Exactly reproduce all the records, keeping pictures out of the copy.

— Start of AVAILABLE RECORDS —

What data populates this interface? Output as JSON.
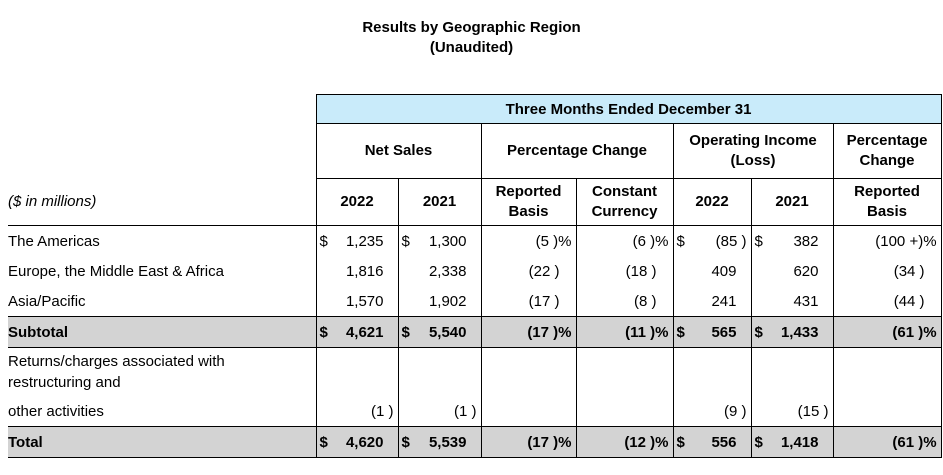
{
  "title": {
    "line1": "Results by Geographic Region",
    "line2": "(Unaudited)"
  },
  "colors": {
    "header_blue": "#c9ebfa",
    "subtotal_gray": "#d3d3d3",
    "border": "#000000"
  },
  "table": {
    "span_header": "Three Months Ended December 31",
    "unit_note": "($ in millions)",
    "groups": [
      {
        "label": "Net Sales",
        "colspan": 2
      },
      {
        "label": "Percentage Change",
        "colspan": 2
      },
      {
        "label": "Operating Income (Loss)",
        "colspan": 2
      },
      {
        "label": "Percentage Change",
        "colspan": 1
      }
    ],
    "subheaders": [
      "2022",
      "2021",
      "Reported Basis",
      "Constant Currency",
      "2022",
      "2021",
      "Reported Basis"
    ],
    "rows": [
      {
        "label": "The Americas",
        "style": "region",
        "cells": [
          {
            "d": "$",
            "v": "1,235"
          },
          {
            "d": "$",
            "v": "1,300"
          },
          {
            "v": "(5 )%"
          },
          {
            "v": "(6 )%"
          },
          {
            "d": "$",
            "v": "(85 )"
          },
          {
            "d": "$",
            "v": "382"
          },
          {
            "v": "(100 +)%"
          }
        ]
      },
      {
        "label": "Europe, the Middle East & Africa",
        "style": "region",
        "cells": [
          {
            "v": "1,816"
          },
          {
            "v": "2,338"
          },
          {
            "v": "(22 )"
          },
          {
            "v": "(18 )"
          },
          {
            "v": "409"
          },
          {
            "v": "620"
          },
          {
            "v": "(34 )"
          }
        ]
      },
      {
        "label": "Asia/Pacific",
        "style": "region",
        "cells": [
          {
            "v": "1,570"
          },
          {
            "v": "1,902"
          },
          {
            "v": "(17 )"
          },
          {
            "v": "(8 )"
          },
          {
            "v": "241"
          },
          {
            "v": "431"
          },
          {
            "v": "(44 )"
          }
        ]
      },
      {
        "label": "Subtotal",
        "style": "gray",
        "cells": [
          {
            "d": "$",
            "v": "4,621"
          },
          {
            "d": "$",
            "v": "5,540"
          },
          {
            "v": "(17 )%"
          },
          {
            "v": "(11 )%"
          },
          {
            "d": "$",
            "v": "565"
          },
          {
            "d": "$",
            "v": "1,433"
          },
          {
            "v": "(61 )%"
          }
        ]
      },
      {
        "label": "Returns/charges associated with restructuring and",
        "style": "wrap",
        "cells": [
          {},
          {},
          {},
          {},
          {},
          {},
          {}
        ]
      },
      {
        "label": "other activities",
        "style": "region",
        "cells": [
          {
            "v": "(1 )"
          },
          {
            "v": "(1 )"
          },
          {},
          {},
          {
            "v": "(9 )"
          },
          {
            "v": "(15 )"
          },
          {}
        ]
      },
      {
        "label": "Total",
        "style": "gray",
        "cells": [
          {
            "d": "$",
            "v": "4,620"
          },
          {
            "d": "$",
            "v": "5,539"
          },
          {
            "v": "(17 )%"
          },
          {
            "v": "(12 )%"
          },
          {
            "d": "$",
            "v": "556"
          },
          {
            "d": "$",
            "v": "1,418"
          },
          {
            "v": "(61 )%"
          }
        ]
      }
    ]
  }
}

— End of AVAILABLE RECORDS —

:: COMPLETED TASK ::
What data populates this interface? Output as JSON.
{
  "title": {
    "line1": "Results by Geographic Region",
    "line2": "(Unaudited)"
  },
  "colors": {
    "header_blue": "#c9ebfa",
    "subtotal_gray": "#d3d3d3",
    "border": "#000000"
  },
  "table": {
    "span_header": "Three Months Ended December 31",
    "unit_note": "($ in millions)",
    "groups": [
      {
        "label": "Net Sales",
        "colspan": 2
      },
      {
        "label": "Percentage Change",
        "colspan": 2
      },
      {
        "label": "Operating Income (Loss)",
        "colspan": 2
      },
      {
        "label": "Percentage Change",
        "colspan": 1
      }
    ],
    "subheaders": [
      "2022",
      "2021",
      "Reported Basis",
      "Constant Currency",
      "2022",
      "2021",
      "Reported Basis"
    ],
    "rows": [
      {
        "label": "The Americas",
        "style": "region",
        "cells": [
          {
            "d": "$",
            "v": "1,235"
          },
          {
            "d": "$",
            "v": "1,300"
          },
          {
            "v": "(5 )%"
          },
          {
            "v": "(6 )%"
          },
          {
            "d": "$",
            "v": "(85 )"
          },
          {
            "d": "$",
            "v": "382"
          },
          {
            "v": "(100 +)%"
          }
        ]
      },
      {
        "label": "Europe, the Middle East & Africa",
        "style": "region",
        "cells": [
          {
            "v": "1,816"
          },
          {
            "v": "2,338"
          },
          {
            "v": "(22 )"
          },
          {
            "v": "(18 )"
          },
          {
            "v": "409"
          },
          {
            "v": "620"
          },
          {
            "v": "(34 )"
          }
        ]
      },
      {
        "label": "Asia/Pacific",
        "style": "region",
        "cells": [
          {
            "v": "1,570"
          },
          {
            "v": "1,902"
          },
          {
            "v": "(17 )"
          },
          {
            "v": "(8 )"
          },
          {
            "v": "241"
          },
          {
            "v": "431"
          },
          {
            "v": "(44 )"
          }
        ]
      },
      {
        "label": "Subtotal",
        "style": "gray",
        "cells": [
          {
            "d": "$",
            "v": "4,621"
          },
          {
            "d": "$",
            "v": "5,540"
          },
          {
            "v": "(17 )%"
          },
          {
            "v": "(11 )%"
          },
          {
            "d": "$",
            "v": "565"
          },
          {
            "d": "$",
            "v": "1,433"
          },
          {
            "v": "(61 )%"
          }
        ]
      },
      {
        "label": "Returns/charges associated with restructuring and",
        "style": "wrap",
        "cells": [
          {},
          {},
          {},
          {},
          {},
          {},
          {}
        ]
      },
      {
        "label": "other activities",
        "style": "region",
        "cells": [
          {
            "v": "(1 )"
          },
          {
            "v": "(1 )"
          },
          {},
          {},
          {
            "v": "(9 )"
          },
          {
            "v": "(15 )"
          },
          {}
        ]
      },
      {
        "label": "Total",
        "style": "gray",
        "cells": [
          {
            "d": "$",
            "v": "4,620"
          },
          {
            "d": "$",
            "v": "5,539"
          },
          {
            "v": "(17 )%"
          },
          {
            "v": "(12 )%"
          },
          {
            "d": "$",
            "v": "556"
          },
          {
            "d": "$",
            "v": "1,418"
          },
          {
            "v": "(61 )%"
          }
        ]
      }
    ]
  }
}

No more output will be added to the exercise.